• [Work instructions] From the audit report excerpt below, can you return the passage between "Improvements are needed" and "principles.", inclusive, copied word for word?

• [Page excerpt]
Improvements are needed in the Department's components’
recordation of financial transactions in accordance with generally accepted accounting
principles.
Seven of the components' auditors reported the
following deficiencies in the components' recording of financial transactions
in accordance with the Statements of Federal Financial Accounting Standards
(SFFAS) prescribed by the Federal Accounting Standards Advisory Board:
SFFAS No. 5, Accounting for Liabilities of
the Federal Government: Auditors of the DEA, the OBDs, the INS, and the
FBI reported that components’ processes to estimate accounts payable were not
adequate or were not completed timely. Specifically, auditors of the DEA reported
that the methodology used by the DEA to estimate accounts payable was not well
supported; auditors of the INS reported that due to limitations in the design
and operation of its financial management system, the INS does not record accounts
payable at the transaction level throughout the year. Auditors reported that
revisions are needed in the FBI’s estimation process to allow for timely inclusion
in interim and year-end financial statements, and we reported that the OBDs
did not always properly record the status of delivered and undelivered obligations.

• [Record list]
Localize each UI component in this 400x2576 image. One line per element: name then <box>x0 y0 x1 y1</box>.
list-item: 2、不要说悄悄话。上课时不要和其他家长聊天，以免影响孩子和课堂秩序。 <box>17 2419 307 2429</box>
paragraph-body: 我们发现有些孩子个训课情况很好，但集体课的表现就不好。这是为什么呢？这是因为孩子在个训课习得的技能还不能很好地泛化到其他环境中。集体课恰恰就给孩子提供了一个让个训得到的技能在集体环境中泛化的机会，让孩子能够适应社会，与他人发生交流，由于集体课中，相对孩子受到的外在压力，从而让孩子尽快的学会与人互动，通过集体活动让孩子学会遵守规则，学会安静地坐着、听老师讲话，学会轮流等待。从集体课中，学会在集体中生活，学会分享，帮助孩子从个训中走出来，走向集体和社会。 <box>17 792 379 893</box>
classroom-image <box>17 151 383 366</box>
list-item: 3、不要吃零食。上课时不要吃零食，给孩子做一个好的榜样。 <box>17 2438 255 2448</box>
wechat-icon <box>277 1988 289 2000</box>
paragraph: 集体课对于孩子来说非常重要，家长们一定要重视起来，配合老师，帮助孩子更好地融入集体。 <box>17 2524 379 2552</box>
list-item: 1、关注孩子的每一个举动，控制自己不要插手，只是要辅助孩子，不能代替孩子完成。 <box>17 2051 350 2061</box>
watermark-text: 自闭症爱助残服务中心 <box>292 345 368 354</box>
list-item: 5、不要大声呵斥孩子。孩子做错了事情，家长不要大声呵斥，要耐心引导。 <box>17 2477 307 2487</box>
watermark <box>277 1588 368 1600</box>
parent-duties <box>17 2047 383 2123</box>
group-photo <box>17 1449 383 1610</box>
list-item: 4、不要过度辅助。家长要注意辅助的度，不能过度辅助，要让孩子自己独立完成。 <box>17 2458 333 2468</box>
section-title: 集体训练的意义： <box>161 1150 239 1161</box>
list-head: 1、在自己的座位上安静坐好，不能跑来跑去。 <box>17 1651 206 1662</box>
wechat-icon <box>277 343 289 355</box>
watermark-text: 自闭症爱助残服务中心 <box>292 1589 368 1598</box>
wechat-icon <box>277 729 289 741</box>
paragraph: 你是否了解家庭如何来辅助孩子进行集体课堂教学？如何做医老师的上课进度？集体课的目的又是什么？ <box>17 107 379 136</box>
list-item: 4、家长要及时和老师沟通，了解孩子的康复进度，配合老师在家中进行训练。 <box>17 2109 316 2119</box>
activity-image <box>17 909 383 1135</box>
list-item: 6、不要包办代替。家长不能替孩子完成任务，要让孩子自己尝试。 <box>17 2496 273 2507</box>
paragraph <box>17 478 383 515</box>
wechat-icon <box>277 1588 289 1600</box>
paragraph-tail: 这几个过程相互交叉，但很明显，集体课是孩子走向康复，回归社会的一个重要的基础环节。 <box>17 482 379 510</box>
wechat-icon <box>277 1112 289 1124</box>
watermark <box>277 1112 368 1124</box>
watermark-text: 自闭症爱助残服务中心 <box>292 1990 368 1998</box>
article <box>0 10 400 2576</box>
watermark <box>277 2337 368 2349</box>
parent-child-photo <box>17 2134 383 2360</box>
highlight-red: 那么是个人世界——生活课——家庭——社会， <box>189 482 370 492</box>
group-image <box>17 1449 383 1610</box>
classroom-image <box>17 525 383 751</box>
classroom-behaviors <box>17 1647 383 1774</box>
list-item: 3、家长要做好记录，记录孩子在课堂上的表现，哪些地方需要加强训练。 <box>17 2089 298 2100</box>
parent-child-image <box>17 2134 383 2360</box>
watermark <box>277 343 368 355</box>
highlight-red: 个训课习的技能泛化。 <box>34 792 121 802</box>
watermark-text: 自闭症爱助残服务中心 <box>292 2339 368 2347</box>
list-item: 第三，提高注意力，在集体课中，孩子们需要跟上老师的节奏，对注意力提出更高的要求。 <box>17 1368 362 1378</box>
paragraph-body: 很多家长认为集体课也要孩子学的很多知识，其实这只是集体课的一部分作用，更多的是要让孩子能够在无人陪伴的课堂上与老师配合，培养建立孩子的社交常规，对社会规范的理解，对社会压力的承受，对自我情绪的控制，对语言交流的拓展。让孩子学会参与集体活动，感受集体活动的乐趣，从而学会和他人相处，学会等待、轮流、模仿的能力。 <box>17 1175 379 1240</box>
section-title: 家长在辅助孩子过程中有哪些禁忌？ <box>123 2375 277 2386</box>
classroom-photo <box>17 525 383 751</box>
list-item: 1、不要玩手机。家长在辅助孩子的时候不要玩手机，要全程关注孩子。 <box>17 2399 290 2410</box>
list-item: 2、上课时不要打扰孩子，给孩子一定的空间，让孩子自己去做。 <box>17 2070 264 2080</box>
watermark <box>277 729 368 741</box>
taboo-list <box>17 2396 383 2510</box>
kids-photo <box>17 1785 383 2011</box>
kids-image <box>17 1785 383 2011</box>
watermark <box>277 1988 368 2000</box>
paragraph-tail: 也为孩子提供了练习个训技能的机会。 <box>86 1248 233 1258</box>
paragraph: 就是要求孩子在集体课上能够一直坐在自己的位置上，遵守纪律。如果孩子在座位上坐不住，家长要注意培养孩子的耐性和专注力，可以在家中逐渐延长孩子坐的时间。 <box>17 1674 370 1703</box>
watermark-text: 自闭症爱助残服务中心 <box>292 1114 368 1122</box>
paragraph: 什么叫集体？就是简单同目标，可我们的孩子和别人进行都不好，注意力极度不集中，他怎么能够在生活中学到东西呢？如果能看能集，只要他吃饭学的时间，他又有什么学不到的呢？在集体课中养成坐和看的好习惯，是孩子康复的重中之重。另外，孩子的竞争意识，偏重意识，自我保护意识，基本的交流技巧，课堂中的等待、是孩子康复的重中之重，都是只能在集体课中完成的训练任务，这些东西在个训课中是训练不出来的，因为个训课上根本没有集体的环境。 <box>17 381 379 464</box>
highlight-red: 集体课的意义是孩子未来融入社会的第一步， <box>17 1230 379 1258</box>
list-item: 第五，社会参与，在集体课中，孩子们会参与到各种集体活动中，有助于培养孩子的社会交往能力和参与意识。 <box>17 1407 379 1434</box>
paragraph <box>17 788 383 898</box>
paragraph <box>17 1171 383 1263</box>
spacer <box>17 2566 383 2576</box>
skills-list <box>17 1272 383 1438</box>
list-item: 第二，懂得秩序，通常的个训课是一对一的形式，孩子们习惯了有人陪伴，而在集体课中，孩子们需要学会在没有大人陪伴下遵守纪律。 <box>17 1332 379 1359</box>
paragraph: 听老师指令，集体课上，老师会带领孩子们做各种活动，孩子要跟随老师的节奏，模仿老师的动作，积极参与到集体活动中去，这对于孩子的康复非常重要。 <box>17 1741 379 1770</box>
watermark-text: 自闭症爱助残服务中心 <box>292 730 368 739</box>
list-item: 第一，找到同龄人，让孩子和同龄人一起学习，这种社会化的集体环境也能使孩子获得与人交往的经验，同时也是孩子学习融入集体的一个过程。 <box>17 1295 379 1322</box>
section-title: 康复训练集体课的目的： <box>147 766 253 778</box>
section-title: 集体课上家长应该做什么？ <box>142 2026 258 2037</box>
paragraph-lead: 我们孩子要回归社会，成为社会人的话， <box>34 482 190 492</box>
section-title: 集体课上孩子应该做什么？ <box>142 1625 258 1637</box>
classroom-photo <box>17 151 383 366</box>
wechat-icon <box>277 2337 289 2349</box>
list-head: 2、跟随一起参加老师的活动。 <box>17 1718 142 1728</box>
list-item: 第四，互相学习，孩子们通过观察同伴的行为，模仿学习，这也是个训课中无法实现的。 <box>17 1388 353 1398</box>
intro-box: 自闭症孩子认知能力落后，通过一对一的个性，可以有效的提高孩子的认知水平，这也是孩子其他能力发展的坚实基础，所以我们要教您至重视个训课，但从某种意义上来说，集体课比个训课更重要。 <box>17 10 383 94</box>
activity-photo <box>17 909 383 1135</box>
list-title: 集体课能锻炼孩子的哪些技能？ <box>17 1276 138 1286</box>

• [Output]
Improvements are needed in the Department's components’
recordation of financial transactions in accordance with generally accepted accounting
principles.